_Stated problem A_: According to the article on the Rae Dunn brand, which company has mass-produced the brand's line of wares since 2003?

== Excerpt

Rae Dunn
- Product type: Ceramics, pottery, home wares
- Owner: Rae Dunn
- Country: San Francisco, California, United States
- Introduced: 1995; 30 years ago
- Markets: United States, Canada, Australia
- Website: www.raedunn.com

= Rae Dunn (brand) =

Retail home wares brand

Rae Dunn is a retail home wares brand founded by ceramist Rae Dunn in 1995. Its product line features a range of products including pillows, frames, and pet products, among other items, and is best known for its ceramic mugs and containers. All of the brand's items are also noted for featuring simple phrases emblazoned on them.

These products are exclusively found in retail stores operated by TJX Companies (such as T.J. Maxx, Marshalls, and HomeGoods).

==History and products==
After deciding to pursue ceramic art as a full-time career, she founded her eponymous brand of ceramic wares in 1995. She later secured a licensing deal with Magenta, Inc. and since 2003, the ceramics manufacturer has mass-produced her line of wares. The brand gained increased popularity in the 2010s "as part of the now hegemonic HGTV–'modern farmhouse'–Chip and Joanna Gaines domestic aesthetic." In addition to the "farmhouse chic" trend, social media platforms as Instagram and Facebook also helped propel the brand's popularity. In March 2017, TJX Companies employed a companywide policy that prohibited placing Rae Dunn items on hold due to the popularity of the brand at its stores. In August 2018, Dunn released her first home line, featuring items such as pillows and frames. This line was sold at Kirkland's. By 2022, Rae Dunn products were exclusively sold at TJX Companies stores.

====
== Dataset rows

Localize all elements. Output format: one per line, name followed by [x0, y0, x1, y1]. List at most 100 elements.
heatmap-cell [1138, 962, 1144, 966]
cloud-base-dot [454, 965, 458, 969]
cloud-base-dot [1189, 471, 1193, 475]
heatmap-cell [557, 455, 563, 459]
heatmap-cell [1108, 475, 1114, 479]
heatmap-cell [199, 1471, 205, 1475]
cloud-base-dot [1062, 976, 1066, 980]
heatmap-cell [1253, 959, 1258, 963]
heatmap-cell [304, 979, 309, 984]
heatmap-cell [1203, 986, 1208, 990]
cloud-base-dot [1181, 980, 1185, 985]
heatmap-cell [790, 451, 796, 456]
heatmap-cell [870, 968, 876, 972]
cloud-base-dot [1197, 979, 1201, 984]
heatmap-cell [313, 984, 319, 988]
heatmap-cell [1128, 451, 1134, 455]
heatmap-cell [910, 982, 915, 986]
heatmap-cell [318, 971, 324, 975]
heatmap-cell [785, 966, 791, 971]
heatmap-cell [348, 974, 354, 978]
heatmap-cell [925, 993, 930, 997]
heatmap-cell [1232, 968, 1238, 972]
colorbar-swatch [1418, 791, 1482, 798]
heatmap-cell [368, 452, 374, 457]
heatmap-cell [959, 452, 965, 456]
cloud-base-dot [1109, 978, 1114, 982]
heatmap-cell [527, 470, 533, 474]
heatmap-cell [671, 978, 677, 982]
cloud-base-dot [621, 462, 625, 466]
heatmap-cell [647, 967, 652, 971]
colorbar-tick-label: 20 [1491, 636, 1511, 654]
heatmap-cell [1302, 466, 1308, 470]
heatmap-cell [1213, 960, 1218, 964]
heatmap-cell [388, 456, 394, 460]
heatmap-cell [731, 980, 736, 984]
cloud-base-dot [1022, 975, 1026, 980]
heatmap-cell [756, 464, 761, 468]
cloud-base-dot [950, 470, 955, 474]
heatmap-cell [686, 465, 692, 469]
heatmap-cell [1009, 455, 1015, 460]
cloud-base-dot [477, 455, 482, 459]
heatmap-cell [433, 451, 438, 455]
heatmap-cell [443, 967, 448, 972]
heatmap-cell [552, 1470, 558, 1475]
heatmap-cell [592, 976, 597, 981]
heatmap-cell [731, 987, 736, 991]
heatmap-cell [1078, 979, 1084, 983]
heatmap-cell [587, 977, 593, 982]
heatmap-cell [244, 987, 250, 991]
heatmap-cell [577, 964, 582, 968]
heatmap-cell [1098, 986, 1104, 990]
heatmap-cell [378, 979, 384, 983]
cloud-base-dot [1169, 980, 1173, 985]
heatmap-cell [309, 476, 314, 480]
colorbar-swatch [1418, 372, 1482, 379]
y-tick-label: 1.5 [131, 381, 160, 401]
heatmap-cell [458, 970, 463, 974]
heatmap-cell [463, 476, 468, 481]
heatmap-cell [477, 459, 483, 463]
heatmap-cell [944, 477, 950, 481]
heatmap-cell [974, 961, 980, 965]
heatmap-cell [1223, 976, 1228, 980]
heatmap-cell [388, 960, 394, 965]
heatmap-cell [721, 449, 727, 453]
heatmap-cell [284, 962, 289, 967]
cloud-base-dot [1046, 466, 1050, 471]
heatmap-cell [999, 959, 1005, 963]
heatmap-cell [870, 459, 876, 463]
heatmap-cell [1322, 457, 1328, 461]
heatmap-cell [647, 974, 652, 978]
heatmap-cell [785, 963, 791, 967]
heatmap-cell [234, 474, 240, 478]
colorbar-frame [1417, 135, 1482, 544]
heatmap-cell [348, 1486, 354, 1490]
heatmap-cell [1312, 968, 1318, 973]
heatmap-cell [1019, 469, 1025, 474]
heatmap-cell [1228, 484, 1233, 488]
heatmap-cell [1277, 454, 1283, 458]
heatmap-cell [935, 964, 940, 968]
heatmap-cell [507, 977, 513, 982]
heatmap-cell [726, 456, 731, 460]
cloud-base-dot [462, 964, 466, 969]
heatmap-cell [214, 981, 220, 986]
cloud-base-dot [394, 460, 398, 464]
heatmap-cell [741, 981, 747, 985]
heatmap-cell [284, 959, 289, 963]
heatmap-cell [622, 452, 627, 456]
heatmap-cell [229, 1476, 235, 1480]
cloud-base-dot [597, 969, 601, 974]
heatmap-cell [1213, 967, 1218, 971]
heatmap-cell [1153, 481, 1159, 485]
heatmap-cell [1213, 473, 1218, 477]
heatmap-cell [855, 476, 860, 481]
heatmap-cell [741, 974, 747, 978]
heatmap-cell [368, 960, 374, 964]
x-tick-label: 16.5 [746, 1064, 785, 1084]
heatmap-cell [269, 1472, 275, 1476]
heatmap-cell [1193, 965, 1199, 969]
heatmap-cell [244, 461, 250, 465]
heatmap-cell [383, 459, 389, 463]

====

_Stated problem B_: In the records, write the lines from the first one through the line containing "cloud-base-dot [1197, 979, 1201, 984]" as a numbered list, including both ends.

_Output A_: Magenta, Inc.

_Output B_:
1. Localize all elements. Output format: one per line, name followed by [x0, y0, x1, y1]. List at most 100 elements.
2. heatmap-cell [1138, 962, 1144, 966]
3. cloud-base-dot [454, 965, 458, 969]
4. cloud-base-dot [1189, 471, 1193, 475]
5. heatmap-cell [557, 455, 563, 459]
6. heatmap-cell [1108, 475, 1114, 479]
7. heatmap-cell [199, 1471, 205, 1475]
8. cloud-base-dot [1062, 976, 1066, 980]
9. heatmap-cell [1253, 959, 1258, 963]
10. heatmap-cell [304, 979, 309, 984]
11. heatmap-cell [1203, 986, 1208, 990]
12. cloud-base-dot [1181, 980, 1185, 985]
13. heatmap-cell [790, 451, 796, 456]
14. heatmap-cell [870, 968, 876, 972]
15. cloud-base-dot [1197, 979, 1201, 984]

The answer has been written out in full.